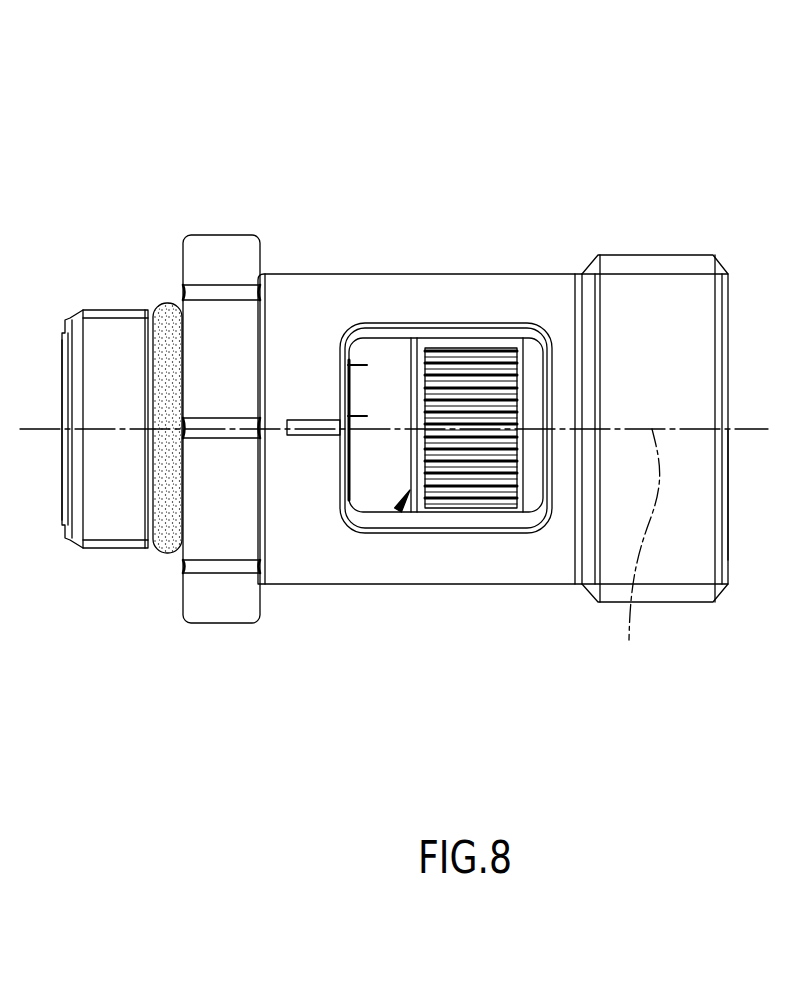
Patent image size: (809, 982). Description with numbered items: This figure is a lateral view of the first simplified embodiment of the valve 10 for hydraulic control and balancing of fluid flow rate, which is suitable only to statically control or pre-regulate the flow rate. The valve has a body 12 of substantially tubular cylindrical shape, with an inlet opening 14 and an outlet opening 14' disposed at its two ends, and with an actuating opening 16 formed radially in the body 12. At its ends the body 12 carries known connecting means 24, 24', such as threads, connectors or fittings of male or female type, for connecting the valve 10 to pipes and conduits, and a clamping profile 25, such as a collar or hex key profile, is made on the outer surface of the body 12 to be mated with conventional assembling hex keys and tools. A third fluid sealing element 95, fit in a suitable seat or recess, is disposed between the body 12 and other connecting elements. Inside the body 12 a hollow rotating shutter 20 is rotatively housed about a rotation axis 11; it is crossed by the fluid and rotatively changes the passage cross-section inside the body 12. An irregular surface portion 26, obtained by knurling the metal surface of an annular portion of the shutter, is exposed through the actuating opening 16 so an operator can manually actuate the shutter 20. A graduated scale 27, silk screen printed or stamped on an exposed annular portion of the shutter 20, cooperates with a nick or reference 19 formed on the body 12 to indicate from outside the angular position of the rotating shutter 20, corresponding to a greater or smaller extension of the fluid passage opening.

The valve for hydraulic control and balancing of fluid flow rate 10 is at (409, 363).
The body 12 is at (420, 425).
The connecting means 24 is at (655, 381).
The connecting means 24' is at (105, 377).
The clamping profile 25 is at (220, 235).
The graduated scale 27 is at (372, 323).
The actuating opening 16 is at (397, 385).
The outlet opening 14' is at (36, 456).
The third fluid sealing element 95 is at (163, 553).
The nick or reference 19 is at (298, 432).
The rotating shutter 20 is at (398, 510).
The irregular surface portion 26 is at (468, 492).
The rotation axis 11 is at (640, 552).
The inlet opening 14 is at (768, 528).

::::

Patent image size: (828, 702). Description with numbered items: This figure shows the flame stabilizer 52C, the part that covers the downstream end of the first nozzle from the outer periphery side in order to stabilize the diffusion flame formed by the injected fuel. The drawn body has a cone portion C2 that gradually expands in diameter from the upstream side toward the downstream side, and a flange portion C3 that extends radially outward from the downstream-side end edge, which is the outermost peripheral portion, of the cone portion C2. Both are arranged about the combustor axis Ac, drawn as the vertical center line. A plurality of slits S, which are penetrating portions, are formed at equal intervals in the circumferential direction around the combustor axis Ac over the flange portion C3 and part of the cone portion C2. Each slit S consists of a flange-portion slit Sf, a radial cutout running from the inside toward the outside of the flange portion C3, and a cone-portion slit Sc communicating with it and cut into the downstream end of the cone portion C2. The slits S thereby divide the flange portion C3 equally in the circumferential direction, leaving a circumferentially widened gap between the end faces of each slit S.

::::

#### [Goal]
Please reproduce word for word the lines of the entries starting at the line that contains "Patent image size: (809, 982)." and ending at the line that contains "The clamping profile 25 is at (220, 235).", including both of those lines.

#### [Finished answer]
Patent image size: (809, 982). Description with numbered items: This figure is a lateral view of the first simplified embodiment of the valve 10 for hydraulic control and balancing of fluid flow rate, which is suitable only to statically control or pre-regulate the flow rate. The valve has a body 12 of substantially tubular cylindrical shape, with an inlet opening 14 and an outlet opening 14' disposed at its two ends, and with an actuating opening 16 formed radially in the body 12. At its ends the body 12 carries known connecting means 24, 24', such as threads, connectors or fittings of male or female type, for connecting the valve 10 to pipes and conduits, and a clamping profile 25, such as a collar or hex key profile, is made on the outer surface of the body 12 to be mated with conventional assembling hex keys and tools. A third fluid sealing element 95, fit in a suitable seat or recess, is disposed between the body 12 and other connecting elements. Inside the body 12 a hollow rotating shutter 20 is rotatively housed about a rotation axis 11; it is crossed by the fluid and rotatively changes the passage cross-section inside the body 12. An irregular surface portion 26, obtained by knurling the metal surface of an annular portion of the shutter, is exposed through the actuating opening 16 so an operator can manually actuate the shutter 20. A graduated scale 27, silk screen printed or stamped on an exposed annular portion of the shutter 20, cooperates with a nick or reference 19 formed on the body 12 to indicate from outside the angular position of the rotating shutter 20, corresponding to a greater or smaller extension of the fluid passage opening.

The valve for hydraulic control and balancing of fluid flow rate 10 is at (409, 363).
The body 12 is at (420, 425).
The connecting means 24 is at (655, 381).
The connecting means 24' is at (105, 377).
The clamping profile 25 is at (220, 235).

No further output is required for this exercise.